# I've started over, with literally nothing, 3x



## kinda (Sep 8, 2015)

I lived at the mission for a week or so, while I flew a sign at intersection, did day labor, and did craiglist gigs, sold blood plasma, etc. ASAP, tho, i bought a $200 car. At those times and places, cars that barely run brought $50-$100 at the junk yard. I've had some that had rods going out, timing chain going, water pump gone, cracked heads/head gaskets, trannie going out, etc. As long as they'll run 1/2 mile or so, they suffice for living in. remove the rear seat and pasenger seat Cut out the crossmembers between rear seat-back and the trunk. lay down a sheet of particle board in the back, covering the interior of the trunk. Hide your stuff under it and sleep on it. move it at 7 am and 10 pm, never use the same sleeping spot more than once a week, never be in the same one on the same night of the week, and nobody will notice you. Especially if you watch youtube vids on "how to" and tint your own windows. Avoid curtains, cover your stuff with blankets. Never show a light at a sleep spot. Never do anything there but sleep, and be GONE from there when dawn breaks. I mostly used college library parking lots during the day (being inside during most of their open hours) and used big motel parking lots at night.


----------



## kinda (Sep 8, 2015)

this beats the hell out of some tent set up. keep a bicycle hidden nearby when you sleep, chained to a tree, etc. Use the city buses and your bike to get around. Flying a sign is good for $20 a day, often quite a bit more. Selling plasma is $60 per week. Day labor or craiglist is $50 per day, but is "spotty". ASAP, of course, get the car repaired. ASAP, move up to a mini-van, for the greatly increased living space. Once you have reliable wheels, you are much more likely to get jobs. Once you have $300 to invest in casting gear (propane fired weed eater or plumber's furnace, 6 cavity lee mold, C press and Lee hand-sizer, you can make $100 per week "mining' the dirt berms and casting/selling bullets.

So there's no reason to be down and out for long. You can get 13k per year of student loans, while the Pell grant pays for your actual college expenses. You can stretch that out for 6 years.


----------

EXERCISE TASK 1:
Answer these questions from the thread, one line each:
(a) How much does the poster say selling plasma pays per week?
(b) Where did the poster mostly park at night?
(c) How much in student loans per year does the thread say you can get?

MATERIAL:
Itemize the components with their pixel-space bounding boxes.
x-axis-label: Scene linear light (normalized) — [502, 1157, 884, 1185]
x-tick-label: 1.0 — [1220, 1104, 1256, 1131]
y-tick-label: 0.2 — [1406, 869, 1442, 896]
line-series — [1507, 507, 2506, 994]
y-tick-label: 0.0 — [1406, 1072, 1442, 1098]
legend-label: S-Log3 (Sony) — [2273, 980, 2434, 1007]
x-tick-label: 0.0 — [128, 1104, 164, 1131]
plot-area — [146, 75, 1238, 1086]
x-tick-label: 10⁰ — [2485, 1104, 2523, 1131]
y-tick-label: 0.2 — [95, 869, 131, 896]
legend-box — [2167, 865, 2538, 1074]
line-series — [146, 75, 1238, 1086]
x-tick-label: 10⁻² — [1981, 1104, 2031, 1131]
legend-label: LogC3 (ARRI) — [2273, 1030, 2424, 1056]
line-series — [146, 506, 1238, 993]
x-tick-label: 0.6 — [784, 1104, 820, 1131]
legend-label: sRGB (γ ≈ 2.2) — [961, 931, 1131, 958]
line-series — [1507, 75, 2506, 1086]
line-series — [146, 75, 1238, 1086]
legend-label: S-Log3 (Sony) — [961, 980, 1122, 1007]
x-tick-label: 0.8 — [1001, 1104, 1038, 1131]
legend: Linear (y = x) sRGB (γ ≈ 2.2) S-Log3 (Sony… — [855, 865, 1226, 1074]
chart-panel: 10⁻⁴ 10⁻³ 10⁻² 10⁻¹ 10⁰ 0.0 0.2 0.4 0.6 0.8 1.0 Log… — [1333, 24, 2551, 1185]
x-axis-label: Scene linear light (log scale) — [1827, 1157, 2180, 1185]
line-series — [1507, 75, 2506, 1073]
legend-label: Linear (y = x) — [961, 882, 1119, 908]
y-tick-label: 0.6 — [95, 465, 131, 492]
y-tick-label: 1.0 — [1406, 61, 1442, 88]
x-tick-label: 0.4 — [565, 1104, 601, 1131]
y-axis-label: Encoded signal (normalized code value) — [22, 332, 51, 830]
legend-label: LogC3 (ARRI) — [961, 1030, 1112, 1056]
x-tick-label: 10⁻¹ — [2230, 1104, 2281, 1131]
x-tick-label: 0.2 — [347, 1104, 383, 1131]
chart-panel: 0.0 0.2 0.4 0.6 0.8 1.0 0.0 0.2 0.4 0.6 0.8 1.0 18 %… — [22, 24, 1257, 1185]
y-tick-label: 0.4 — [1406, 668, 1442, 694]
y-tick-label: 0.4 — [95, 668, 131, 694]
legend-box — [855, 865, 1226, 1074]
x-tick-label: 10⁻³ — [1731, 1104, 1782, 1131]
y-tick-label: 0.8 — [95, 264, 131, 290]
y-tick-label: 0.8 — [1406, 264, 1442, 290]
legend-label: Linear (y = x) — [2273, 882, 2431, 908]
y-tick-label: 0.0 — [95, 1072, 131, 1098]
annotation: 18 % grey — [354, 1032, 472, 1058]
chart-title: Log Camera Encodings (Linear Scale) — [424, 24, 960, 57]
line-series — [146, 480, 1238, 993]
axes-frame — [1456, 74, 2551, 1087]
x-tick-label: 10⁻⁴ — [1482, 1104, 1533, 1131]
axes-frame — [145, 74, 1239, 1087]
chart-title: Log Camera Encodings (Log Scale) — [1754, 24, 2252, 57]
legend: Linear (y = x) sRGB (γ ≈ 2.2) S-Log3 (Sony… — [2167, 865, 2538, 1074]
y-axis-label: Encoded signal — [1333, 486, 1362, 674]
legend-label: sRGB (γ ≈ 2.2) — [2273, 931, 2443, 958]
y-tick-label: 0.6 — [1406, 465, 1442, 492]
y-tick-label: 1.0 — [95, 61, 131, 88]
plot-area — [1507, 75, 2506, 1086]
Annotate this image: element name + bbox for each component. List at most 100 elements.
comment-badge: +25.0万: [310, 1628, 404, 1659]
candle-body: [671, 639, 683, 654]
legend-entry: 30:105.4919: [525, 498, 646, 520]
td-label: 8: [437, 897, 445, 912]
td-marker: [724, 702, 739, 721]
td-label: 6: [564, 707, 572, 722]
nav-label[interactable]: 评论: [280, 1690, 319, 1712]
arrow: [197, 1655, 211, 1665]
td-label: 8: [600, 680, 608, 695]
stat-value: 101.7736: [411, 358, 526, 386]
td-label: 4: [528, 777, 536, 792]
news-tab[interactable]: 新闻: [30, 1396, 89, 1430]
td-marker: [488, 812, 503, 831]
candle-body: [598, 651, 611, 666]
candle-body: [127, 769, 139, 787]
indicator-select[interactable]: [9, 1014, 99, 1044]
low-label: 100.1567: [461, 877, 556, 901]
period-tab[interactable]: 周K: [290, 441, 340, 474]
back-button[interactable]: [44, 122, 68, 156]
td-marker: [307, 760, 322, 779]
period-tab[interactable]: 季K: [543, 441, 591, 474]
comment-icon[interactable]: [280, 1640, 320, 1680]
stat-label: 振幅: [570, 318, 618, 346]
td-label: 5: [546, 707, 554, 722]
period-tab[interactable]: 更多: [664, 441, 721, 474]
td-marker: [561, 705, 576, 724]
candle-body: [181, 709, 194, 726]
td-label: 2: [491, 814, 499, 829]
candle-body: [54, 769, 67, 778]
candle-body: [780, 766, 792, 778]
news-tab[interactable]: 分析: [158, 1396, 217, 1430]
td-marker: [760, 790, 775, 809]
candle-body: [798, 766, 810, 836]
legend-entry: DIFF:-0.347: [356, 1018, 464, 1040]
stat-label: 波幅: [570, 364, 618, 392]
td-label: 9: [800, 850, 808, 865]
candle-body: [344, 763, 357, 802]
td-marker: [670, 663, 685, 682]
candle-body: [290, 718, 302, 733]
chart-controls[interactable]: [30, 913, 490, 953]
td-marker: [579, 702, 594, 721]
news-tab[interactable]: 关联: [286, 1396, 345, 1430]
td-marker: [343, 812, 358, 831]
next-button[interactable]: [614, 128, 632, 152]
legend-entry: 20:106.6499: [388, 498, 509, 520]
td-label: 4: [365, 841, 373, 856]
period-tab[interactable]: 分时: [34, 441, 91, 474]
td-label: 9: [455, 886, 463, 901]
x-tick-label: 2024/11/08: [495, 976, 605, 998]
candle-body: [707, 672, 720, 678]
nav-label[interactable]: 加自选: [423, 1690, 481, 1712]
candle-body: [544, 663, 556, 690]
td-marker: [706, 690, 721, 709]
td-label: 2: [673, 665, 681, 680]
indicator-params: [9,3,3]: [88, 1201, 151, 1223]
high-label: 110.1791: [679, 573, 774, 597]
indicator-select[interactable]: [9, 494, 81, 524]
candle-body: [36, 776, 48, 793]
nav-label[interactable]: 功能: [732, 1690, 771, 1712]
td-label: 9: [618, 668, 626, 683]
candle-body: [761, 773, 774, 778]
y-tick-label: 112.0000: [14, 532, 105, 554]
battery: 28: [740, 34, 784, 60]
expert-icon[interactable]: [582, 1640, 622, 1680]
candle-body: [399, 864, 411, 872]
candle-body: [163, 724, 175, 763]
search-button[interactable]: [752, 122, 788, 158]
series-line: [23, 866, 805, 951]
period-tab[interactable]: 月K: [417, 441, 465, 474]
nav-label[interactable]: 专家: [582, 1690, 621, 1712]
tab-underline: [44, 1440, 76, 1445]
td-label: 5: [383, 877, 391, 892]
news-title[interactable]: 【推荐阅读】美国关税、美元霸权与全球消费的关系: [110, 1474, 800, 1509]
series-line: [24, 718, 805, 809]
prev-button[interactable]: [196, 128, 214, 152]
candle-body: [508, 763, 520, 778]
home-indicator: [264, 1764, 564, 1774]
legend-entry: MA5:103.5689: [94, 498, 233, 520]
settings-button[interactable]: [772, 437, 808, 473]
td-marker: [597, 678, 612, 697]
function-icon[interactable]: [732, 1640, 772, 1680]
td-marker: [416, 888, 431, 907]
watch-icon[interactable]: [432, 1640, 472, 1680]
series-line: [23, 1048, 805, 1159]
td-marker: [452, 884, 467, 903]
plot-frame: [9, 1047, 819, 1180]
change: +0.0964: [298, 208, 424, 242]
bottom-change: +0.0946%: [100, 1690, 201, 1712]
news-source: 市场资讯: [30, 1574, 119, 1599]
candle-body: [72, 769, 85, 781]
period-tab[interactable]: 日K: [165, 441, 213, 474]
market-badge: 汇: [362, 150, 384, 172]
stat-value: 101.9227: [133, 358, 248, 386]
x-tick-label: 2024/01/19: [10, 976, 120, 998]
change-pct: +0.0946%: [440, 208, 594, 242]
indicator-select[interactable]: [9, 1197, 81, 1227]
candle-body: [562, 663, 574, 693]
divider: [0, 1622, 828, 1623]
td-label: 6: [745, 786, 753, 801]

EXERCISE TASK 2:
Format the rows as a numbered list, starting at the first row and going on through the row that contains "y-tick-label: 0.0 — [1406, 1072, 1442, 1098]". Leave out any blank lines.

WORKED SOLUTION 1:
(a) $60 per week.
(b) In big motel parking lots.
(c) 13k per year.

WORKED SOLUTION 2:
1. Itemize the components with their pixel-space bounding boxes.
2. x-axis-label: Scene linear light (normalized) — [502, 1157, 884, 1185]
3. x-tick-label: 1.0 — [1220, 1104, 1256, 1131]
4. y-tick-label: 0.2 — [1406, 869, 1442, 896]
5. line-series — [1507, 507, 2506, 994]
6. y-tick-label: 0.0 — [1406, 1072, 1442, 1098]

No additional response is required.